_EXERCISE TASK_
Copy each line below in which the string "Административного" occurs.

_Dataset items_
•••

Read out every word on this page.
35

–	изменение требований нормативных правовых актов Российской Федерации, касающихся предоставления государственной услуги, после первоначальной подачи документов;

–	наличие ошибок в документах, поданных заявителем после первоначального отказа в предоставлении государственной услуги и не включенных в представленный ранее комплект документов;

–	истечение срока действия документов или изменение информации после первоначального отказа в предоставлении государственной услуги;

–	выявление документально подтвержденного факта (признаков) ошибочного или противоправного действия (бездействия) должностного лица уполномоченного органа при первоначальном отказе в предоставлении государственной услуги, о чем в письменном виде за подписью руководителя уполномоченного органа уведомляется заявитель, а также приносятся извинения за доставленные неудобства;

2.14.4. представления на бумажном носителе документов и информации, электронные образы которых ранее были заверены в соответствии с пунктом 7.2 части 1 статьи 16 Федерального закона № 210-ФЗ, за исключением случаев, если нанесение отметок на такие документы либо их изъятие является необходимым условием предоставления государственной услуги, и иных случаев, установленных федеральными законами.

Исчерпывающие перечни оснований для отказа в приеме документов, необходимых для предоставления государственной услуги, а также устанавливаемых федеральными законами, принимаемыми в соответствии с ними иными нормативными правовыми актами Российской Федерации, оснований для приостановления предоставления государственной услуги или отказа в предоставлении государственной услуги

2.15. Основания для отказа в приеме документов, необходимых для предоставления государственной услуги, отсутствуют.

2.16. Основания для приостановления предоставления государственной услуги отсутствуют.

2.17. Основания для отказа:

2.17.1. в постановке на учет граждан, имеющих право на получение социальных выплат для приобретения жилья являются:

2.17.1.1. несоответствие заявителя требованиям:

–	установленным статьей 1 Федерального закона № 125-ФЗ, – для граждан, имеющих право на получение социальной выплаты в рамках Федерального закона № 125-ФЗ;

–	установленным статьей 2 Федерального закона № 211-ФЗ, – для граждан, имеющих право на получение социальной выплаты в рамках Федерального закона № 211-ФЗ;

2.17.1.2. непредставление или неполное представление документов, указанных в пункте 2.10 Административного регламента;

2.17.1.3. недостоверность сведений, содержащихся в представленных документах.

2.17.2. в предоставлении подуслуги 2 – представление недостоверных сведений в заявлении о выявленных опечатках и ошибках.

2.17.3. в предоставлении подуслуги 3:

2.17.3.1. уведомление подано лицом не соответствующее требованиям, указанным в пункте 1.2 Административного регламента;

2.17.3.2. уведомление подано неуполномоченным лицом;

•••

_PROBLEM SOLUTION_
2.17.1.2. непредставление или неполное представление документов, указанных в пункте 2.10 Административного регламента;
2.17.3.1. уведомление подано лицом не соответствующее требованиям, указанным в пункте 1.2 Административного регламента;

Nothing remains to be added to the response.